THE EXERCISE: Using the material below, copy every line where "document" appears.
┏━━
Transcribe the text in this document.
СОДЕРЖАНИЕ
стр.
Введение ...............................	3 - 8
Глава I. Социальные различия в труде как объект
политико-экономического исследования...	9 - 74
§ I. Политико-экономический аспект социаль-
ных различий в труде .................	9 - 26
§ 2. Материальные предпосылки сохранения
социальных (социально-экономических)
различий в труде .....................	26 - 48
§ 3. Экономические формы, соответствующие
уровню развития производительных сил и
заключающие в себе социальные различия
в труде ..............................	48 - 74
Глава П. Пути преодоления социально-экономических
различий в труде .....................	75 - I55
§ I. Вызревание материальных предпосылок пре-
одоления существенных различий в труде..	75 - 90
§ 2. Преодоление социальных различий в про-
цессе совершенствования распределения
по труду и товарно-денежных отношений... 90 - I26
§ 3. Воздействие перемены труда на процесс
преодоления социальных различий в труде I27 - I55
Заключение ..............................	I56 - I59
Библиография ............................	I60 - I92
┗━━
┏━━
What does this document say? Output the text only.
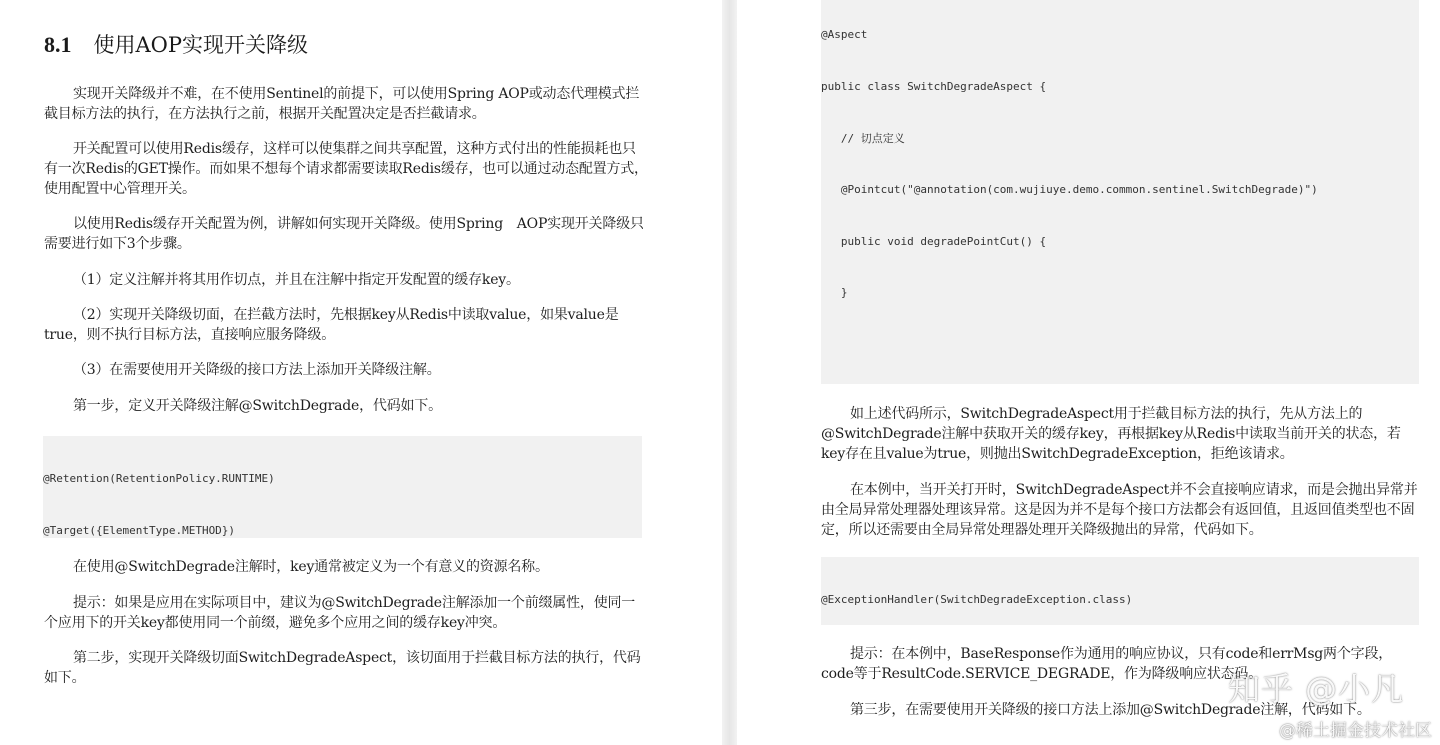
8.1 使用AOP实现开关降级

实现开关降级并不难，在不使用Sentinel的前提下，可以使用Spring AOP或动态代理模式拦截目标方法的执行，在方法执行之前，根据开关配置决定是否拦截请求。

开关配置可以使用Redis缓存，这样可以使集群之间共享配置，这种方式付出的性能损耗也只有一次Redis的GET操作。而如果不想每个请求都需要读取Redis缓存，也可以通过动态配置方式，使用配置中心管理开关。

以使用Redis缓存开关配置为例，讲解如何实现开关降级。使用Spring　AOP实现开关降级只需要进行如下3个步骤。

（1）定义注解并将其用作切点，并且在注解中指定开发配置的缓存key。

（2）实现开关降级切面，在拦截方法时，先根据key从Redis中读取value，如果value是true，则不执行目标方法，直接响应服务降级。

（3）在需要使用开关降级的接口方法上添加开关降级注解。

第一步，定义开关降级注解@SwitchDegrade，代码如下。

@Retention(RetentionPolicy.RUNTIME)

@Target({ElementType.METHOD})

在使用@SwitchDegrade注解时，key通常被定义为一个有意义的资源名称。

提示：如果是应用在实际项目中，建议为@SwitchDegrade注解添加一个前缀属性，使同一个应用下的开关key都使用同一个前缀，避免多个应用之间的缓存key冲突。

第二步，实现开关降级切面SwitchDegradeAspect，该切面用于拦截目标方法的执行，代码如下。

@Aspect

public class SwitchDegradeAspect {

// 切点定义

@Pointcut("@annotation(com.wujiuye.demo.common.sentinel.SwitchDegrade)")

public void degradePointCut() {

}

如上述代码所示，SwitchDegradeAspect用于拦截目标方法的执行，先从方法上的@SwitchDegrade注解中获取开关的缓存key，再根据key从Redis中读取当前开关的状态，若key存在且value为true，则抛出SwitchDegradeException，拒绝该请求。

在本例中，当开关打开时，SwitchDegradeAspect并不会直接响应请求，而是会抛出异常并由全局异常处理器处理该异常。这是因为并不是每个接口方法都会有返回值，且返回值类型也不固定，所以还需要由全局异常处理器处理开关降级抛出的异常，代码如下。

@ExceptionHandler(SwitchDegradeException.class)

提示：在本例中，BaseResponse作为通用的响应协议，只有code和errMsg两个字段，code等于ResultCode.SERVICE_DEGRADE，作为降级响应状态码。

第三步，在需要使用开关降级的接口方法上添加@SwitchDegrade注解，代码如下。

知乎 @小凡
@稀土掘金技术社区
┗━━
SOLUTION FOR THIS PROBLEM:
Transcribe the text in this document.
What does this document say? Output the text only.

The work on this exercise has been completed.